Exercise prompt:
Quote all of the entries word for word.

Record list:
##########

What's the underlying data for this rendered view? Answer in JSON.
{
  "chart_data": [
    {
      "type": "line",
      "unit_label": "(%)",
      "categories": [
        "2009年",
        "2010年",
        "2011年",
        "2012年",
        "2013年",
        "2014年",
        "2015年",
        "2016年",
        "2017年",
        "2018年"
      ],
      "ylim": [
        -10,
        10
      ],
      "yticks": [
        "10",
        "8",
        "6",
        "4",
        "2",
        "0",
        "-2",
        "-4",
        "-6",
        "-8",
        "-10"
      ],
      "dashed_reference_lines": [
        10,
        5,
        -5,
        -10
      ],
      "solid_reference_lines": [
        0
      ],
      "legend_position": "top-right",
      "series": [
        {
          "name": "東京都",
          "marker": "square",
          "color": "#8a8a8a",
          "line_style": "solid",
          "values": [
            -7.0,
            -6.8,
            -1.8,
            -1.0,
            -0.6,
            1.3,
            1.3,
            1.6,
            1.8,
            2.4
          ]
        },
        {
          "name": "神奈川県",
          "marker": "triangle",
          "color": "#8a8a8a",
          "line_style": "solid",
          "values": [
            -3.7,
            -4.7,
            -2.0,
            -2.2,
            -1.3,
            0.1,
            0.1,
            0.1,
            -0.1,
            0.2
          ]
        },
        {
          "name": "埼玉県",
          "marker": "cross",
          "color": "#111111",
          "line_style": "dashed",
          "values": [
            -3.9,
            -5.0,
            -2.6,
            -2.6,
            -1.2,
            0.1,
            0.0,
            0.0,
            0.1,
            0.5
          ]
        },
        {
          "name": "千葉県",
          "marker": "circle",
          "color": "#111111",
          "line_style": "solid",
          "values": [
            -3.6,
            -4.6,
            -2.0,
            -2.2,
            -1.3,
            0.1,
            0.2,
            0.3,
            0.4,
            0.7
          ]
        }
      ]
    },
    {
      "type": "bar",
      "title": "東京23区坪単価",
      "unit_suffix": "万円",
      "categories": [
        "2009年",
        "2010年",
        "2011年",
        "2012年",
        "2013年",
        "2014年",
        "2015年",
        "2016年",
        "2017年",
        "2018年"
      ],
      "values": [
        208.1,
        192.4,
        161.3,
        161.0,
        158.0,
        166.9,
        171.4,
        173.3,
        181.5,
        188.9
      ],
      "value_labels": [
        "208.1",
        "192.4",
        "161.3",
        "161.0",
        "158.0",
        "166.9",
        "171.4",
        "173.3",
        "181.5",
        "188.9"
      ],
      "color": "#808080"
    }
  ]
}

##########

Complete response:
What's the underlying data for this rendered view? Answer in JSON.
{
  "chart_data": [
    {
      "type": "line",
      "unit_label": "(%)",
      "categories": [
        "2009年",
        "2010年",
        "2011年",
        "2012年",
        "2013年",
        "2014年",
        "2015年",
        "2016年",
        "2017年",
        "2018年"
      ],
      "ylim": [
        -10,
        10
      ],
      "yticks": [
        "10",
        "8",
        "6",
        "4",
        "2",
        "0",
        "-2",
        "-4",
        "-6",
        "-8",
        "-10"
      ],
      "dashed_reference_lines": [
        10,
        5,
        -5,
        -10
      ],
      "solid_reference_lines": [
        0
      ],
      "legend_position": "top-right",
      "series": [
        {
          "name": "東京都",
          "marker": "square",
          "color": "#8a8a8a",
          "line_style": "solid",
          "values": [
            -7.0,
            -6.8,
            -1.8,
            -1.0,
            -0.6,
            1.3,
            1.3,
            1.6,
            1.8,
            2.4
          ]
        },
        {
          "name": "神奈川県",
          "marker": "triangle",
          "color": "#8a8a8a",
          "line_style": "solid",
          "values": [
            -3.7,
            -4.7,
            -2.0,
            -2.2,
            -1.3,
            0.1,
            0.1,
            0.1,
            -0.1,
            0.2
          ]
        },
        {
          "name": "埼玉県",
          "marker": "cross",
          "color": "#111111",
          "line_style": "dashed",
          "values": [
            -3.9,
            -5.0,
            -2.6,
            -2.6,
            -1.2,
            0.1,
            0.0,
            0.0,
            0.1,
            0.5
          ]
        },
        {
          "name": "千葉県",
          "marker": "circle",
          "color": "#111111",
          "line_style": "solid",
          "values": [
            -3.6,
            -4.6,
            -2.0,
            -2.2,
            -1.3,
            0.1,
            0.2,
            0.3,
            0.4,
            0.7
          ]
        }
      ]
    },
    {
      "type": "bar",
      "title": "東京23区坪単価",
      "unit_suffix": "万円",
      "categories": [
        "2009年",
        "2010年",
        "2011年",
        "2012年",
        "2013年",
        "2014年",
        "2015年",
        "2016年",
        "2017年",
        "2018年"
      ],
      "values": [
        208.1,
        192.4,
        161.3,
        161.0,
        158.0,
        166.9,
        171.4,
        173.3,
        181.5,
        188.9
      ],
      "value_labels": [
        "208.1",
        "192.4",
        "161.3",
        "161.0",
        "158.0",
        "166.9",
        "171.4",
        "173.3",
        "181.5",
        "188.9"
      ],
      "color": "#808080"
    }
  ]
}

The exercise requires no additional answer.